§ What needs to be done
Locate the string "Sunday" throughout the material and copy every line in which it occurs.

§ Input for this task
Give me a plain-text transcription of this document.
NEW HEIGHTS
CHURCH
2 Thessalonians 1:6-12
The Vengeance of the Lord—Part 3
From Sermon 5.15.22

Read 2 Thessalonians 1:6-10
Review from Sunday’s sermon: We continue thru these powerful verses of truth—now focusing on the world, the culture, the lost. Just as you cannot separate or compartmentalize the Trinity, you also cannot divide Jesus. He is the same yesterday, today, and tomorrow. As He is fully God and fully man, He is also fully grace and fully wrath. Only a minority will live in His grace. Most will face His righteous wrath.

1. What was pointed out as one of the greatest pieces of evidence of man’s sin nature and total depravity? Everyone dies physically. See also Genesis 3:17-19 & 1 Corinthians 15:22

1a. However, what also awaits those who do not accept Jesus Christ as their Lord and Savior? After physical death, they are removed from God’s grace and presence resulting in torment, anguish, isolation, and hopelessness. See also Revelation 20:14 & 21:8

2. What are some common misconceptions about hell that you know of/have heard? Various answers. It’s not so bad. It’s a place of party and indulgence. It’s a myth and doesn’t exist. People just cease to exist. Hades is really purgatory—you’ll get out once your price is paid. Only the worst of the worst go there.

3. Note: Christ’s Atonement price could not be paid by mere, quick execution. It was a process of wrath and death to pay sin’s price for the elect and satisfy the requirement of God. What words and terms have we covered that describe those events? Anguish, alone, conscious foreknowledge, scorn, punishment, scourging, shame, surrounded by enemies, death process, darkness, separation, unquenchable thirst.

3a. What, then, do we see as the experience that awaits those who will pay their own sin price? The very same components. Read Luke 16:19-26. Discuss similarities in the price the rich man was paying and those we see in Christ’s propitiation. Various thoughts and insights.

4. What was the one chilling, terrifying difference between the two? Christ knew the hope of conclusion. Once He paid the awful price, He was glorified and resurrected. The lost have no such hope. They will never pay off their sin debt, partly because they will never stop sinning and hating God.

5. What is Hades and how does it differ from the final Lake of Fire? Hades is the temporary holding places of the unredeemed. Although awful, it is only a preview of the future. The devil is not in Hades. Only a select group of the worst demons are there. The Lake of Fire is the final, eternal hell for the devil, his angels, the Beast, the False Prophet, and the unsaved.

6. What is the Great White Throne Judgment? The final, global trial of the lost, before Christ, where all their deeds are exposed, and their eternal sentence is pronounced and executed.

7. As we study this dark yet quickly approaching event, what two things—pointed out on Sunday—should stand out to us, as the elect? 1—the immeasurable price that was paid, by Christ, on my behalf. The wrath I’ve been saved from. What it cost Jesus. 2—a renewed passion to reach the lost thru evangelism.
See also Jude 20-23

§ Exercise answer
Review from Sunday’s sermon: We continue thru these powerful verses of truth—now focusing on the world, the culture, the lost. Just as you cannot separate or compartmentalize the Trinity, you also cannot divide Jesus. He is the same yesterday, today, and tomorrow. As He is fully God and fully man, He is also fully grace and fully wrath. Only a minority will live in His grace. Most will face His righteous wrath.
7. As we study this dark yet quickly approaching event, what two things—pointed out on Sunday—should stand out to us, as the elect? 1—the immeasurable price that was paid, by Christ, on my behalf. The wrath I’ve been saved from. What it cost Jesus. 2—a renewed passion to reach the lost thru evangelism.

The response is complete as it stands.